[START PROVIDED INFORMATION]

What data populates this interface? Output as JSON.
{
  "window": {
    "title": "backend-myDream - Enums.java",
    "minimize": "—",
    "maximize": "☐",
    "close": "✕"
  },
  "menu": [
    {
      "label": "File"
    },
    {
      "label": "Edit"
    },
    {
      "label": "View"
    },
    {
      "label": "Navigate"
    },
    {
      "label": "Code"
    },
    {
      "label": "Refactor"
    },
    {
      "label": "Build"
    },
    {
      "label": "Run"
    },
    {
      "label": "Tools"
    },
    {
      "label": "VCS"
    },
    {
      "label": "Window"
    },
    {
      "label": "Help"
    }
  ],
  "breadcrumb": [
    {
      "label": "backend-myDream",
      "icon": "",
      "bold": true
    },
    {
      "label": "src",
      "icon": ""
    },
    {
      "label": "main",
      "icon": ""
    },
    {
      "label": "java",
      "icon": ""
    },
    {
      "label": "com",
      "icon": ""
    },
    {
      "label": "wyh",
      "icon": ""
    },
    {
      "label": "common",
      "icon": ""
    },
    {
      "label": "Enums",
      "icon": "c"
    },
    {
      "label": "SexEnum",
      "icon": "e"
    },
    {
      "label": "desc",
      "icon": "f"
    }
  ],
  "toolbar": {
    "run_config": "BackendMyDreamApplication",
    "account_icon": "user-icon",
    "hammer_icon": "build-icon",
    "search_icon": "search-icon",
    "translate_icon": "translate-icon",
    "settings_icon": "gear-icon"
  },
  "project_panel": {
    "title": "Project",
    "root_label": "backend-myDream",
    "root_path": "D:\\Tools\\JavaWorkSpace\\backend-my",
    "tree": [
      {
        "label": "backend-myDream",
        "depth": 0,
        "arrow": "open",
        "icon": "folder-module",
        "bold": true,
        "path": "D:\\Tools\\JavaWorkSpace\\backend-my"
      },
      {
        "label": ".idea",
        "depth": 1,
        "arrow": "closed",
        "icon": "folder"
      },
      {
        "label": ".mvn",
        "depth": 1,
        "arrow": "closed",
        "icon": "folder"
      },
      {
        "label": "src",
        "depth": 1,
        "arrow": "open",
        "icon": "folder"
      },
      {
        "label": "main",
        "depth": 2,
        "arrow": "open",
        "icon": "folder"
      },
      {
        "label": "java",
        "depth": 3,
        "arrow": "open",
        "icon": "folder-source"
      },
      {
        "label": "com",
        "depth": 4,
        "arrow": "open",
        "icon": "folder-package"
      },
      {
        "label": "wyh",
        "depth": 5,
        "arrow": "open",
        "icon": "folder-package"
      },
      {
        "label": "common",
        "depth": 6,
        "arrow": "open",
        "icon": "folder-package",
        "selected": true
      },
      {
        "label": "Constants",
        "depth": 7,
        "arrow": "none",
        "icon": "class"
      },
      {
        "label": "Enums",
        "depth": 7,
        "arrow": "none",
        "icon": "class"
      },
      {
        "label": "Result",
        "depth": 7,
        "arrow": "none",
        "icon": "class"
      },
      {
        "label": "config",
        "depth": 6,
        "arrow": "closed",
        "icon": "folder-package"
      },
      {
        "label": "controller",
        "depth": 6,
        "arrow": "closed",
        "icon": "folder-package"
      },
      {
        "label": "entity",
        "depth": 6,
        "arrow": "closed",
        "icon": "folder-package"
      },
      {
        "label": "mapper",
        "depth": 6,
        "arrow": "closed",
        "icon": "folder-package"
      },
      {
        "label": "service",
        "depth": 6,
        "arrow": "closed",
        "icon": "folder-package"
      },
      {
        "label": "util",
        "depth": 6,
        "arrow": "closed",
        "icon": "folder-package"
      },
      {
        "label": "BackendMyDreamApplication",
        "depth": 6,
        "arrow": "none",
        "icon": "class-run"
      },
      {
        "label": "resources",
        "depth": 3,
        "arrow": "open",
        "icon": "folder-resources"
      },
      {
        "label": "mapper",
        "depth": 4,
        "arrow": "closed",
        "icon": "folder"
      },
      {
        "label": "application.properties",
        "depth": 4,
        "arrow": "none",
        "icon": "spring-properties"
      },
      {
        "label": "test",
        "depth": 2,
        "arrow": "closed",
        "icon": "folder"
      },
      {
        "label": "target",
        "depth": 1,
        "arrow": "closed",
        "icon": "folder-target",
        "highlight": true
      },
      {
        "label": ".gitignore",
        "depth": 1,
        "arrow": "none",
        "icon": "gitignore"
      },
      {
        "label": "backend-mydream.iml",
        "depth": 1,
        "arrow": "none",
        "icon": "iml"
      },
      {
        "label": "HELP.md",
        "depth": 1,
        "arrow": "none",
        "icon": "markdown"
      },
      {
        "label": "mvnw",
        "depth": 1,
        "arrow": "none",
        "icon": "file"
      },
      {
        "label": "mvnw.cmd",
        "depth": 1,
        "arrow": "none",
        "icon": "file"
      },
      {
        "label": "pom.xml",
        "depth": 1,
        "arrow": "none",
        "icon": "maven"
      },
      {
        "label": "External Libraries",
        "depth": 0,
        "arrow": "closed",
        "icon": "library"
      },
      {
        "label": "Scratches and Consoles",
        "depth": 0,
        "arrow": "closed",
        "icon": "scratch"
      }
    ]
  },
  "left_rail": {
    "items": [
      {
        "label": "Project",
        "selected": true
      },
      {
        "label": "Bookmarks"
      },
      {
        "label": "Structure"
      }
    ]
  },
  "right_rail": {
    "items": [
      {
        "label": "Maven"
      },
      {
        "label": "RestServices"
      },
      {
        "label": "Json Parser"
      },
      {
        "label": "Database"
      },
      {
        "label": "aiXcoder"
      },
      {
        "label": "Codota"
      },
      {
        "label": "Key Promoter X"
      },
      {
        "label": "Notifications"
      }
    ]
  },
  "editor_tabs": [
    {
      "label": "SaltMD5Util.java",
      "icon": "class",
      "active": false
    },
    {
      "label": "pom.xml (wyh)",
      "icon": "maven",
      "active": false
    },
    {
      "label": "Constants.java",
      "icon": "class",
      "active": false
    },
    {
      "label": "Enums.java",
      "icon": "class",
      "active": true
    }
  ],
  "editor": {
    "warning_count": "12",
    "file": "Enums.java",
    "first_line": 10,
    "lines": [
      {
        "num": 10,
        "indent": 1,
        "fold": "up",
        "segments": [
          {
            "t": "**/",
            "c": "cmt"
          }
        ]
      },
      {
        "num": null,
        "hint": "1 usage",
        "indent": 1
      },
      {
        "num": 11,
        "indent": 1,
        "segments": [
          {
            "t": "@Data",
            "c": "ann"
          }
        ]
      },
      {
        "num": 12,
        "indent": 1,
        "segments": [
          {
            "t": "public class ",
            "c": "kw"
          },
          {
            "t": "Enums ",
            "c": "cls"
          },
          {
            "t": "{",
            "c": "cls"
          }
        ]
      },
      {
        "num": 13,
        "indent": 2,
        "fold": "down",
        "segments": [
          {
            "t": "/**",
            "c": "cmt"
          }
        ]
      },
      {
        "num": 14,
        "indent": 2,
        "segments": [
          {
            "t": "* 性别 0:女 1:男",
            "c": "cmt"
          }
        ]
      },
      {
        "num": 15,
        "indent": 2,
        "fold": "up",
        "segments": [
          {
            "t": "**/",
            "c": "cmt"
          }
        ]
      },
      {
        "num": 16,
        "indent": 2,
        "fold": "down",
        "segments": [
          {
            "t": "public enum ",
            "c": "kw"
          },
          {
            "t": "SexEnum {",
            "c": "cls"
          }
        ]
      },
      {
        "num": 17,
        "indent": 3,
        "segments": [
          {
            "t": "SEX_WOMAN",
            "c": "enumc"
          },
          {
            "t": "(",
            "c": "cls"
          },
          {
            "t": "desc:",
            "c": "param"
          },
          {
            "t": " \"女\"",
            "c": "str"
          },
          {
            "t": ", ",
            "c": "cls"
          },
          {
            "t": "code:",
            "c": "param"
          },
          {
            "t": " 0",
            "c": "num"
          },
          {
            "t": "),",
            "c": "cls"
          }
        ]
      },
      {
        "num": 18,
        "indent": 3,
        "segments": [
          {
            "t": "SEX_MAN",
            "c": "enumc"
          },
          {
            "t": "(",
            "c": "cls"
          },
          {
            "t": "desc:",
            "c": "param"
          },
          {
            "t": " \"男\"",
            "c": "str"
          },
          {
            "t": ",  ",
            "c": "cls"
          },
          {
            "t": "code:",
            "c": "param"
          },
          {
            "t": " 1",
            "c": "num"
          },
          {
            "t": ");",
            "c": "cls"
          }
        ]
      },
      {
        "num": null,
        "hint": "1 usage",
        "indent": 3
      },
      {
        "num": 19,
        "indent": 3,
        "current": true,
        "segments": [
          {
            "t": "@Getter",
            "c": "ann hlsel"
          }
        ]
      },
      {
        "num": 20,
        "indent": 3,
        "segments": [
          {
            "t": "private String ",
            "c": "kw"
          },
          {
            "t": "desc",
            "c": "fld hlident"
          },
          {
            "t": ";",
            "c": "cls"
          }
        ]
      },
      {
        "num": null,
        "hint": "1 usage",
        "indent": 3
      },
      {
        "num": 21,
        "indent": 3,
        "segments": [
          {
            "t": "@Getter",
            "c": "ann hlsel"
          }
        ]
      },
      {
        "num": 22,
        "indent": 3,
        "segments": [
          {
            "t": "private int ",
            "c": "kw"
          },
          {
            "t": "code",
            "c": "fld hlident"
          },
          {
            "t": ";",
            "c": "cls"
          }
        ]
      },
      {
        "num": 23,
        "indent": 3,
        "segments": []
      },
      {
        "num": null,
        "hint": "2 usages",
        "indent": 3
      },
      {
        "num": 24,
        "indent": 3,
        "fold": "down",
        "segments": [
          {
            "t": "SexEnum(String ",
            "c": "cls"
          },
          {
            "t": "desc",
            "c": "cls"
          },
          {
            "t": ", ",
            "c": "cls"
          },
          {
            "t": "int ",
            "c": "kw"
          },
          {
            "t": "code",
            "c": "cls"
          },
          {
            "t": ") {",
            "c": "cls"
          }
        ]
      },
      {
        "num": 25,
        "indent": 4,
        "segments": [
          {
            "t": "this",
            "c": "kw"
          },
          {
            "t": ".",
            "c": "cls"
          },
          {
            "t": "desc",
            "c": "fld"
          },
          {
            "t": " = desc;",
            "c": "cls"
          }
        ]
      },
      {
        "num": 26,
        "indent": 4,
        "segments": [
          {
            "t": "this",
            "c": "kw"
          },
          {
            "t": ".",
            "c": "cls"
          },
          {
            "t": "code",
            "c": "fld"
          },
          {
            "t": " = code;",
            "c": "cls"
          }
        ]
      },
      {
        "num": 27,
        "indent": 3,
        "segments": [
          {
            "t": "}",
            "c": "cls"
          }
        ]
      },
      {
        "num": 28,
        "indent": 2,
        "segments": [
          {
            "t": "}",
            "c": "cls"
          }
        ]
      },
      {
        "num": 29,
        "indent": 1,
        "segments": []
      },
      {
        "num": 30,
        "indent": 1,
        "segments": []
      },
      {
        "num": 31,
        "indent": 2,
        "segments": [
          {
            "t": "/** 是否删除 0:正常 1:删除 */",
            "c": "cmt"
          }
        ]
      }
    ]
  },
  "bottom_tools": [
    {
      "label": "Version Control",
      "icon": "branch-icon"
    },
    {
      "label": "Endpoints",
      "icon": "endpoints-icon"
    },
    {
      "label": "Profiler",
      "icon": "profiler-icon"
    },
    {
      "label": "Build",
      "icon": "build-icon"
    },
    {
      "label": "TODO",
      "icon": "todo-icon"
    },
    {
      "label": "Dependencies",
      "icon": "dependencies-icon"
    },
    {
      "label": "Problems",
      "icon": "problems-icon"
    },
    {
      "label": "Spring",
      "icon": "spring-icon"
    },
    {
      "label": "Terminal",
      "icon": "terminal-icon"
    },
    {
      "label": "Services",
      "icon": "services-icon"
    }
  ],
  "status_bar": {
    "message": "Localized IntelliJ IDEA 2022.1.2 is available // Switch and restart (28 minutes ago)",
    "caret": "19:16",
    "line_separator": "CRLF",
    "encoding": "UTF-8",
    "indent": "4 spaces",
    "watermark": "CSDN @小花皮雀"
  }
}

[END PROVIDED INFORMATION]

◆ **REQUIREMENTS**
From the listing above, copy every line that includes the word "Enums".

◆ **RESPONSE BELOW**
    "title": "backend-myDream - Enums.java",
      "label": "Enums",
        "label": "Enums",
      "label": "Enums.java",
    "file": "Enums.java",
            "t": "Enums ",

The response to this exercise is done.